• Page extract:
================================
# Big Elk, Moose, Bear, Sheep, Goat. It's all big game in here plus a big old wolf.



## mattinthewild (Mar 12, 2011)

I put together the last 365 days of film on my camera together. Finally back home and put something cool together. Now its time to go check out my wildlife cams I left in those caves


----------



## JuddCT (Sep 7, 2007)

Pretty sweet! Thanks for sharing.


----------



## swbuckmaster (Sep 14, 2007)

Always love your stuff.


----------



## elkmule123 (Aug 14, 2013)

:O||: Thanks for sharing


----------



## Dunkem (May 8, 2012)




----------



## robiland (Jan 20, 2008)

HOLY SMOKES MATT, you do in a short time what I wish I could do in a LIFETIME with some huge NADS!!! AWESOME!!!


----------



## Huntoholic (Sep 17, 2008)

Breath taking..............

Thanks


----------



## hunting777 (May 3, 2009)

I love your videos and all I have to say is you live one heck of an interesting life. ( I'm kinda jealous) :mrgreen::mrgreen::mrgreen:


----------



## martymcfly73 (Sep 17, 2007)

Love your videos!!


----------



## nateysmith (May 13, 2013)

Great videos as always!
================================
• Record set:
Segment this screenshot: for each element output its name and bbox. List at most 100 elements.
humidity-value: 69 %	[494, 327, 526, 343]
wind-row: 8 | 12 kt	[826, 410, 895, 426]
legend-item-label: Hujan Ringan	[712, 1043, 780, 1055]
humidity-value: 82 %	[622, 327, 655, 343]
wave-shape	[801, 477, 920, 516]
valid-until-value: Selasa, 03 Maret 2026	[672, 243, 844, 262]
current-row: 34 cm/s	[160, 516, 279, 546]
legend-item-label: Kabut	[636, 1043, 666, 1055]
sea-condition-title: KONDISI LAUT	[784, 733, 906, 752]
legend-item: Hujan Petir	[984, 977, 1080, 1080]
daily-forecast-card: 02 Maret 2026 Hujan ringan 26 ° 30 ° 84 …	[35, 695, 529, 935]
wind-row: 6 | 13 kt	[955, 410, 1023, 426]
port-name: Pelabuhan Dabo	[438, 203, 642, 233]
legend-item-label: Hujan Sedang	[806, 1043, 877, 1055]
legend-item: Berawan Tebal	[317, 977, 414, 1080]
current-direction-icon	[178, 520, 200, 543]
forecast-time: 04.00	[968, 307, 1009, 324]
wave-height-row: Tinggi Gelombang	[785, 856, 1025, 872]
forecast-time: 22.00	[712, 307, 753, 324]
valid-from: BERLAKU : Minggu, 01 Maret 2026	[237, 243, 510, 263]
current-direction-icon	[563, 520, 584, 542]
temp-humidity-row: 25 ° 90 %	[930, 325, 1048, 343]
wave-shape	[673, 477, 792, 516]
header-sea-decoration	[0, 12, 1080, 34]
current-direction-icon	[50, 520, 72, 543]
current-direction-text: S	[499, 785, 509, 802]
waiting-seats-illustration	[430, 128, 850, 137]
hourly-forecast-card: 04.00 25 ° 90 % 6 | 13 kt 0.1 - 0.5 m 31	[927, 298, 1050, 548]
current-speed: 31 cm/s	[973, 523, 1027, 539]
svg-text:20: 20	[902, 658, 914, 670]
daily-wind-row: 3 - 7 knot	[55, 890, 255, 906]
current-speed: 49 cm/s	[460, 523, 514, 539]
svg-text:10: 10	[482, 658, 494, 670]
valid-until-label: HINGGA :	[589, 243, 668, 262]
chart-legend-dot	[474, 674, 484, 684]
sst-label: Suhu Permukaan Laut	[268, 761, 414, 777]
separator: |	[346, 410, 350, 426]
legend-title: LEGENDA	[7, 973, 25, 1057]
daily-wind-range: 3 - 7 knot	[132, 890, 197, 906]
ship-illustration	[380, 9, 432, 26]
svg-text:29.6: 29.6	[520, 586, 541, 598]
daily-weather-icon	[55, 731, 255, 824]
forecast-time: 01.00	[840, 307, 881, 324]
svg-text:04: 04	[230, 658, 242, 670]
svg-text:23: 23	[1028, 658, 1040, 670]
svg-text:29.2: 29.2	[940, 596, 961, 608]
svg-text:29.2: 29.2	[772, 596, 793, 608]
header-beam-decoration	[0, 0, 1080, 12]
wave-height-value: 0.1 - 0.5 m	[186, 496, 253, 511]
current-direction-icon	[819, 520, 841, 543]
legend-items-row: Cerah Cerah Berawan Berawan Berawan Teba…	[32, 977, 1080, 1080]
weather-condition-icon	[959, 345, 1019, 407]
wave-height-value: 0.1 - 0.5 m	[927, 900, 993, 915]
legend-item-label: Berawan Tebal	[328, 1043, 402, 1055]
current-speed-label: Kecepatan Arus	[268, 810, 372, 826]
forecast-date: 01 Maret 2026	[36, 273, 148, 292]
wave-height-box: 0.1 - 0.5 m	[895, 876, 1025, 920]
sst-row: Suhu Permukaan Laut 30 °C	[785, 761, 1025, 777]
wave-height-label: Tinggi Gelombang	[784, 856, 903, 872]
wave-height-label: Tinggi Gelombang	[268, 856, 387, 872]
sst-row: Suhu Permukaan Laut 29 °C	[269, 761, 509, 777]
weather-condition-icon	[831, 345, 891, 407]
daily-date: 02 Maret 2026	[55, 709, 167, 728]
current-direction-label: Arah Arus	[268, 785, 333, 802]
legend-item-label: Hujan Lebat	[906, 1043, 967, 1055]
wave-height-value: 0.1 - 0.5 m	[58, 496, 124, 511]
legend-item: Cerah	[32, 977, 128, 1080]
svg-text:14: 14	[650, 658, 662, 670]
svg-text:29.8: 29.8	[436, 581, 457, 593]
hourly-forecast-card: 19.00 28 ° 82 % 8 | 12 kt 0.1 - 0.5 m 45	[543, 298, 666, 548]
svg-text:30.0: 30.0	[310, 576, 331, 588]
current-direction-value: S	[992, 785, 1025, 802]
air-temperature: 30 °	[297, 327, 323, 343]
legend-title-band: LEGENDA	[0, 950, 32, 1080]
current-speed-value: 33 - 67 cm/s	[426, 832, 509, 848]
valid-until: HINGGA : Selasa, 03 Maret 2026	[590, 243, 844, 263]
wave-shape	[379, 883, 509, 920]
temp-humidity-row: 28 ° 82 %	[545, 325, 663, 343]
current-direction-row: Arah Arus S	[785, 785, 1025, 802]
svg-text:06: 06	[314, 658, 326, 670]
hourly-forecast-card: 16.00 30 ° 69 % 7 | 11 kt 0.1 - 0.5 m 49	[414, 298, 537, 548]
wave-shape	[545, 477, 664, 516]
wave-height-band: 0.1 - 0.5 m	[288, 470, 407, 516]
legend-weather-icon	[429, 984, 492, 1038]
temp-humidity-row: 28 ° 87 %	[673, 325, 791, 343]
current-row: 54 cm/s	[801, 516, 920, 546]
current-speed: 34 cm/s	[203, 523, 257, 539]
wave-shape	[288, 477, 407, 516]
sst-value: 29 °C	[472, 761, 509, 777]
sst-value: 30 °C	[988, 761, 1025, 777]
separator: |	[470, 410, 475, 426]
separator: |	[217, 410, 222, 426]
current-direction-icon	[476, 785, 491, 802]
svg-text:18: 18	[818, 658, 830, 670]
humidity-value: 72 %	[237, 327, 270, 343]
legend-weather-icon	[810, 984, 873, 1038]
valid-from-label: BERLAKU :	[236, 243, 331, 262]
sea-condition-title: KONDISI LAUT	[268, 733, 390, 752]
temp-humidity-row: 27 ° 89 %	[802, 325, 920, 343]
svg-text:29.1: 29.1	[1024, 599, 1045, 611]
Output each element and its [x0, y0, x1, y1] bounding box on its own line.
================================
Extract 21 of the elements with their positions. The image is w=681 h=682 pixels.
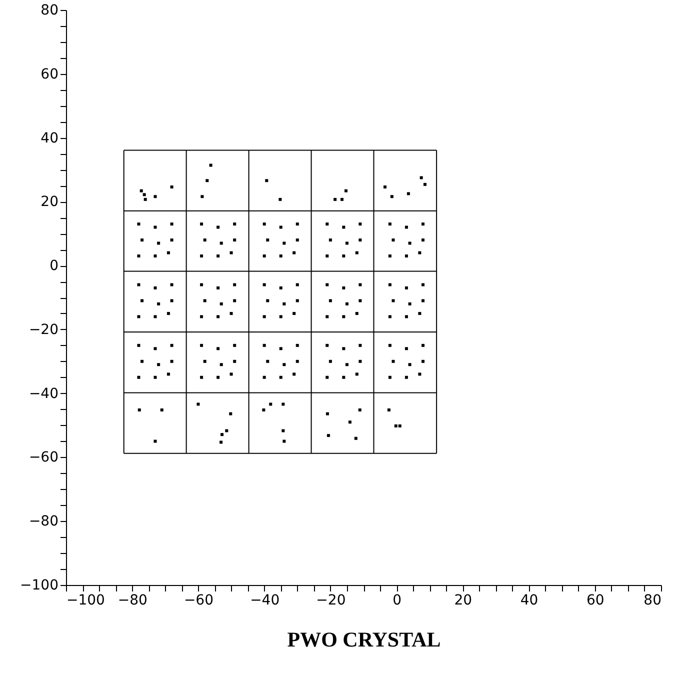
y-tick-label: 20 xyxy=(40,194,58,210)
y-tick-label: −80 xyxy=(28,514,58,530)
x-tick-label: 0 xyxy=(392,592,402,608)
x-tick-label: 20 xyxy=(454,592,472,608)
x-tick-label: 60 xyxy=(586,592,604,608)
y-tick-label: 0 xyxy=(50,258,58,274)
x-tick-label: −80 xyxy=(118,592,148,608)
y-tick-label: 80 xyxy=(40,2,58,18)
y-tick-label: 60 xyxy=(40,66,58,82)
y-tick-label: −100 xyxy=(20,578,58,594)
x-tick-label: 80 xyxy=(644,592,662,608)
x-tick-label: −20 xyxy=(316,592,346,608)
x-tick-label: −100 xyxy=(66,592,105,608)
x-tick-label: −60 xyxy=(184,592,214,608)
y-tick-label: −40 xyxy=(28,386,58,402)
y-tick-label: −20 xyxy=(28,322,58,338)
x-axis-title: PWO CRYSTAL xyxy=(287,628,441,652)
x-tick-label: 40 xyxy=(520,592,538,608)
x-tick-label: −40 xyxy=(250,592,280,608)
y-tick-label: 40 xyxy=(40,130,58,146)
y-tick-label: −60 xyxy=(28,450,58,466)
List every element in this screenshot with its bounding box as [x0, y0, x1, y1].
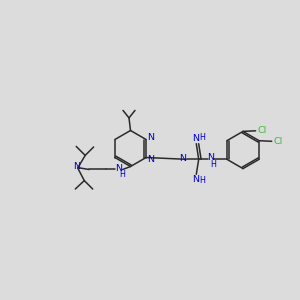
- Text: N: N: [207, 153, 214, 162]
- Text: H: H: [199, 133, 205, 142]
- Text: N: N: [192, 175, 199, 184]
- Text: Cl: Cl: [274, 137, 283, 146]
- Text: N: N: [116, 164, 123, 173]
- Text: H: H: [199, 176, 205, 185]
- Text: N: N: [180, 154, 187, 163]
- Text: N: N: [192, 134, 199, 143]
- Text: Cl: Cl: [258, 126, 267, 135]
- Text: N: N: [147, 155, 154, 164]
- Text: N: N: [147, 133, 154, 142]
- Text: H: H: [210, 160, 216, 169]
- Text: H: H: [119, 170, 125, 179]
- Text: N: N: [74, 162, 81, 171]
================================
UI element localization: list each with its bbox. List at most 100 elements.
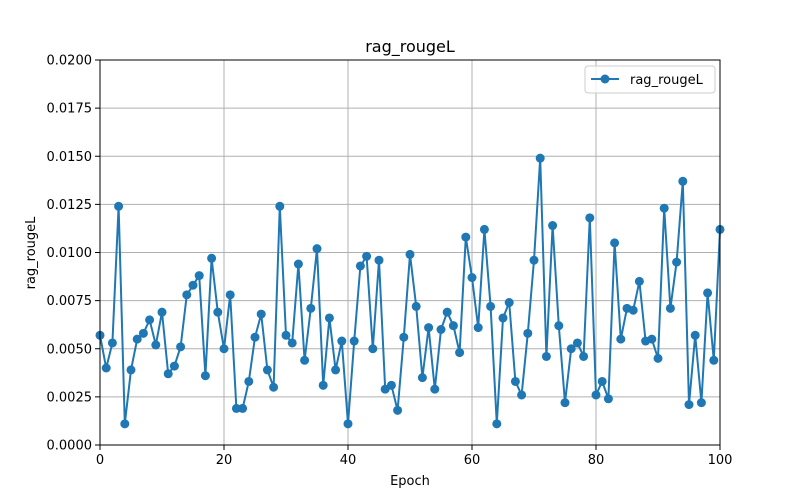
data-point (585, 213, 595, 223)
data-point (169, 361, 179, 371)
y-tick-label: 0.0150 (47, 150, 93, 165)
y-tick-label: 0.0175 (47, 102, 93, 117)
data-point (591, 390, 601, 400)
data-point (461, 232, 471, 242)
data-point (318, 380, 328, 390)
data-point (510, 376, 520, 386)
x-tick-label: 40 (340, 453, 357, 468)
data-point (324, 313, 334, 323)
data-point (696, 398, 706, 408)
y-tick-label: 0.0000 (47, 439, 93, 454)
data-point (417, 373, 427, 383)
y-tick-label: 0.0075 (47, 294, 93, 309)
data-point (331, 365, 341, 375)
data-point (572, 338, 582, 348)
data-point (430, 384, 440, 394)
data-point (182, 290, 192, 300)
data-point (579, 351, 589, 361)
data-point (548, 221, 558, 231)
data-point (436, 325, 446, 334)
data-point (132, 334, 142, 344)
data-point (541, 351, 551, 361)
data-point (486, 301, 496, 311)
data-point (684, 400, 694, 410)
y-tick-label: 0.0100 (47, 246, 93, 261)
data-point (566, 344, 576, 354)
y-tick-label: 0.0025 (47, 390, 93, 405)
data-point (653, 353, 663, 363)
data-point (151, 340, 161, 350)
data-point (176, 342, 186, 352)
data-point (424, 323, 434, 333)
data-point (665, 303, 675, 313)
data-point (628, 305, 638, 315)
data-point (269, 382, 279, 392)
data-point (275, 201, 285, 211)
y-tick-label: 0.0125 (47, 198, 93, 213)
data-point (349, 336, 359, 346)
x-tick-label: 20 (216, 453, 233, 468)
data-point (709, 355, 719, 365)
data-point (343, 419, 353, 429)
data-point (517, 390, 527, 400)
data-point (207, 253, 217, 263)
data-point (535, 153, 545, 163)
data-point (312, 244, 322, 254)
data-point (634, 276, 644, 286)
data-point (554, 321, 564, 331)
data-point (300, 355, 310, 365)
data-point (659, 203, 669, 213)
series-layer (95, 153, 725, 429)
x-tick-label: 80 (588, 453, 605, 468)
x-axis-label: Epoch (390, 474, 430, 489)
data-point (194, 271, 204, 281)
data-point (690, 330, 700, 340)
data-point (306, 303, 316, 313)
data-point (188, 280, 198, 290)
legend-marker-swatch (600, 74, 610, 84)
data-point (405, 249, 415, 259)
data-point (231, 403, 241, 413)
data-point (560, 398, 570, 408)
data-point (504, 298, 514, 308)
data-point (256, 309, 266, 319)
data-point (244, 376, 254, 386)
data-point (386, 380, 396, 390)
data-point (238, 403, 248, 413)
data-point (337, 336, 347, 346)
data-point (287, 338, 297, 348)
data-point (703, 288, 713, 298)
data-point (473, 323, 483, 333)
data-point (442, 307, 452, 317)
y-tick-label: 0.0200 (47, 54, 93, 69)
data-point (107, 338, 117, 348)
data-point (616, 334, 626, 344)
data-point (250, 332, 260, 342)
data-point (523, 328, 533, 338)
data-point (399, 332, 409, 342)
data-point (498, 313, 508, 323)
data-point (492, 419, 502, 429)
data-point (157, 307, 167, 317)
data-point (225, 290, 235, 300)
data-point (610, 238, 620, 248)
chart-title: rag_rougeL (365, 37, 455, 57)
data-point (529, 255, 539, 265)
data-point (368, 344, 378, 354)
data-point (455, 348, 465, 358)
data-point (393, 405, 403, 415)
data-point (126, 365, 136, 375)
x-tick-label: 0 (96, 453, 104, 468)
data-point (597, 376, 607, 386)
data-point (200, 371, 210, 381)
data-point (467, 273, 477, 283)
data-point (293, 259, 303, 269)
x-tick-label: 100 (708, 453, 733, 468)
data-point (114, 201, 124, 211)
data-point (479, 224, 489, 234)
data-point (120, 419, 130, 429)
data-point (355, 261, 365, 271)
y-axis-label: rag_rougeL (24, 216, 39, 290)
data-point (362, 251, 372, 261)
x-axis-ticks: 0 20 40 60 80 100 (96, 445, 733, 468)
================================
• Problem to work on: Answer these questions about the big game forum thread, one per line. (a) How many days of film did mattinthewild put together? (b) Where did mattinthewild leave the wildlife cams? (c) What feeling does hunting777 admit to having?

• Exercise response:
(a) The last 365 days.
(b) In those caves.
(c) Being kinda jealous.